YOUR GOAL
Everything from the line containing "Enumerate this screenshot's" through the last line of the records below should be printed exactly, please, and nothing else.

================

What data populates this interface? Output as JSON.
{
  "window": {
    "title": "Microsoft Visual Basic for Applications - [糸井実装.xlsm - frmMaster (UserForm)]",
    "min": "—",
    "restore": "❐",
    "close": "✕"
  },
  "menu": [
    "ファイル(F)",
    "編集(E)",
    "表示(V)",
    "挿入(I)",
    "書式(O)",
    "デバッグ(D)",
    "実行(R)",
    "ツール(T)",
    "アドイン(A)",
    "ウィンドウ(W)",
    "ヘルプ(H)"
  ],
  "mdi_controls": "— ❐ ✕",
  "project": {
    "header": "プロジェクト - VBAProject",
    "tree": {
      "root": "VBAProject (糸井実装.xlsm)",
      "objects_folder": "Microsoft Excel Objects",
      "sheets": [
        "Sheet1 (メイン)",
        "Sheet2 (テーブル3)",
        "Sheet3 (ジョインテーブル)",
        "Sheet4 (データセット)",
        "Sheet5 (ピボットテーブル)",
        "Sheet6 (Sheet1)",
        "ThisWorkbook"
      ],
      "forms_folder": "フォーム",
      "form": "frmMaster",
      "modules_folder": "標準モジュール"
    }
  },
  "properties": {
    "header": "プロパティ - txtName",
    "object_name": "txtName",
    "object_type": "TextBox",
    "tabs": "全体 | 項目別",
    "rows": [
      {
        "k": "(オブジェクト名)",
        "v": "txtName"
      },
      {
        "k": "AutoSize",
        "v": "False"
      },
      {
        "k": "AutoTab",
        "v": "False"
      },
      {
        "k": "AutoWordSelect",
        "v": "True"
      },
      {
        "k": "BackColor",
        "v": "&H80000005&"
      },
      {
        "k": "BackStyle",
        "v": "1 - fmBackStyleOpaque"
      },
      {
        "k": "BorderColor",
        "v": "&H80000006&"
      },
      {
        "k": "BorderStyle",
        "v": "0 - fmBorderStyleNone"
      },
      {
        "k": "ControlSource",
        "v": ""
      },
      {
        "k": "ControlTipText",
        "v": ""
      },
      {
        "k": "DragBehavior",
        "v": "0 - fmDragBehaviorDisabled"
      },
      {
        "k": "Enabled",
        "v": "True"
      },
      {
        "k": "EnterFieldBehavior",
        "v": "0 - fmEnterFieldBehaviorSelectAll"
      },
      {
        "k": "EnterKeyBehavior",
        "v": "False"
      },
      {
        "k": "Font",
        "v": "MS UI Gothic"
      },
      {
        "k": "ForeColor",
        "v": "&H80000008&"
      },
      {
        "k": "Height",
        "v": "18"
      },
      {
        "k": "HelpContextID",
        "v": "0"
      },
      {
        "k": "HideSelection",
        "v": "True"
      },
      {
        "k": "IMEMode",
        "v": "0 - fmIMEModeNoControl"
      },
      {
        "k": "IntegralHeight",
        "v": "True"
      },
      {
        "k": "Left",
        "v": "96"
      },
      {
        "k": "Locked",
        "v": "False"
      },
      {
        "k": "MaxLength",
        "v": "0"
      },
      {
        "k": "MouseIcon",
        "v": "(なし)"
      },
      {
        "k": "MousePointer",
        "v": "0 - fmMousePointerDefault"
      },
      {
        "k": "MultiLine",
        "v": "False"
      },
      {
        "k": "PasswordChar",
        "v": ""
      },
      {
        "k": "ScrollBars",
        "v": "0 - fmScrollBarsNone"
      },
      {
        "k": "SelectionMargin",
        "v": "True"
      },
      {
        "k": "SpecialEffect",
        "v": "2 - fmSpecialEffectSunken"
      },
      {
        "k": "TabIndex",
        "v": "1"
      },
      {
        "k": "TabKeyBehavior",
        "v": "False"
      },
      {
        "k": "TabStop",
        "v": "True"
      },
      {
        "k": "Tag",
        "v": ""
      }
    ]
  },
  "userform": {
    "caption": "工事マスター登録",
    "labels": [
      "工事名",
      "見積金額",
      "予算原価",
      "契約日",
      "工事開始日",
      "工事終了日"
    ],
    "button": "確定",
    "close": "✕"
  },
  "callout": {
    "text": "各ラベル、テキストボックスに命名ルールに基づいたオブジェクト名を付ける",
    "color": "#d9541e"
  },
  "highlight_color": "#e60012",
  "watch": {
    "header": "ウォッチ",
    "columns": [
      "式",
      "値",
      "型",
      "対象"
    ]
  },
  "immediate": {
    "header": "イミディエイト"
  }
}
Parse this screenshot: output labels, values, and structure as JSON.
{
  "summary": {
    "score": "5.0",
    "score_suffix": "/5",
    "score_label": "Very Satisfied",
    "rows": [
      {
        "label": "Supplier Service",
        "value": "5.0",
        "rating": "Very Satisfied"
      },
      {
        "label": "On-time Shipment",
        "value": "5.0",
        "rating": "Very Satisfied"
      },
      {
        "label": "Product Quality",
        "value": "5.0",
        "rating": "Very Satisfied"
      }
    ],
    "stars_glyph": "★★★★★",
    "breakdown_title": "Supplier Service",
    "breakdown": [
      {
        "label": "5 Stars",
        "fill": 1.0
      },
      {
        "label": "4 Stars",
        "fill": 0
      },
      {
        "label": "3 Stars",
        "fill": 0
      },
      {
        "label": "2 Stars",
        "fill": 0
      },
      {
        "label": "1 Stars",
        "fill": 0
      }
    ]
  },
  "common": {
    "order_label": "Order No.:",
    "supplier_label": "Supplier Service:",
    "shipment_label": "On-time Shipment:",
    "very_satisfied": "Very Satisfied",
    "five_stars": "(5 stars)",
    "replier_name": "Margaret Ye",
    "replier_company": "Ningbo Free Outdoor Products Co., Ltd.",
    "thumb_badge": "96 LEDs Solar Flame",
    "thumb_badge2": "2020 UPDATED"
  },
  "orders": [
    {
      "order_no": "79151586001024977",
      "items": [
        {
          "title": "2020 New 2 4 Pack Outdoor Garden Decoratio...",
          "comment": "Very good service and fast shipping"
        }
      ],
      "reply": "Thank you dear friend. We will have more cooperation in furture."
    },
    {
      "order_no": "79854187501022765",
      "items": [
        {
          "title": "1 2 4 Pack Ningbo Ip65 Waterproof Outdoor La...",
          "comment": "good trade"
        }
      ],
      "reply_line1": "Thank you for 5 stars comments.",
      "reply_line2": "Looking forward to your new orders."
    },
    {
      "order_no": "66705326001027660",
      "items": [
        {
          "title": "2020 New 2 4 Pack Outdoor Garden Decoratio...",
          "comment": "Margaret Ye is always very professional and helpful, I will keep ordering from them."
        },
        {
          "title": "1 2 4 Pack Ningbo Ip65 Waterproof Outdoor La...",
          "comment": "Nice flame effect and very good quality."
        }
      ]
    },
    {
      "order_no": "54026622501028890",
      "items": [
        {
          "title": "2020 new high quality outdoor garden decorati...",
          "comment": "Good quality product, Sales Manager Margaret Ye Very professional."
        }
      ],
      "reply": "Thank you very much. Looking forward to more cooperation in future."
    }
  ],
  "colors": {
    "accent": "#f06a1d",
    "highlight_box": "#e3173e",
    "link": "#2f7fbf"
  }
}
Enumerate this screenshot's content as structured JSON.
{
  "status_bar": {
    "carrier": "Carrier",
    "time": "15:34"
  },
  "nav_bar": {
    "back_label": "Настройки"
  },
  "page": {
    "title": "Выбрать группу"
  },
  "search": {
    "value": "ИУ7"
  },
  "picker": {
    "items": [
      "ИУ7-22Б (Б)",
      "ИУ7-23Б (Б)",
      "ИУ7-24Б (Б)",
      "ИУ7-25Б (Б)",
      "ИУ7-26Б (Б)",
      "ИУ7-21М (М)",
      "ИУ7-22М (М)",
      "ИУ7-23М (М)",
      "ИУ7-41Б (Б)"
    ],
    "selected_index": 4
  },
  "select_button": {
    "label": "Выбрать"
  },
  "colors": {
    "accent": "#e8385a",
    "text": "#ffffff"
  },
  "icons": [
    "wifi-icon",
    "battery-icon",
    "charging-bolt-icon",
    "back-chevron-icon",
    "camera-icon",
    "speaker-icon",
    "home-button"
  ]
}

================

SOLUTION
Enumerate this screenshot's content as structured JSON.
{
  "status_bar": {
    "carrier": "Carrier",
    "time": "15:34"
  },
  "nav_bar": {
    "back_label": "Настройки"
  },
  "page": {
    "title": "Выбрать группу"
  },
  "search": {
    "value": "ИУ7"
  },
  "picker": {
    "items": [
      "ИУ7-22Б (Б)",
      "ИУ7-23Б (Б)",
      "ИУ7-24Б (Б)",
      "ИУ7-25Б (Б)",
      "ИУ7-26Б (Б)",
      "ИУ7-21М (М)",
      "ИУ7-22М (М)",
      "ИУ7-23М (М)",
      "ИУ7-41Б (Б)"
    ],
    "selected_index": 4
  },
  "select_button": {
    "label": "Выбрать"
  },
  "colors": {
    "accent": "#e8385a",
    "text": "#ffffff"
  },
  "icons": [
    "wifi-icon",
    "battery-icon",
    "charging-bolt-icon",
    "back-chevron-icon",
    "camera-icon",
    "speaker-icon",
    "home-button"
  ]
}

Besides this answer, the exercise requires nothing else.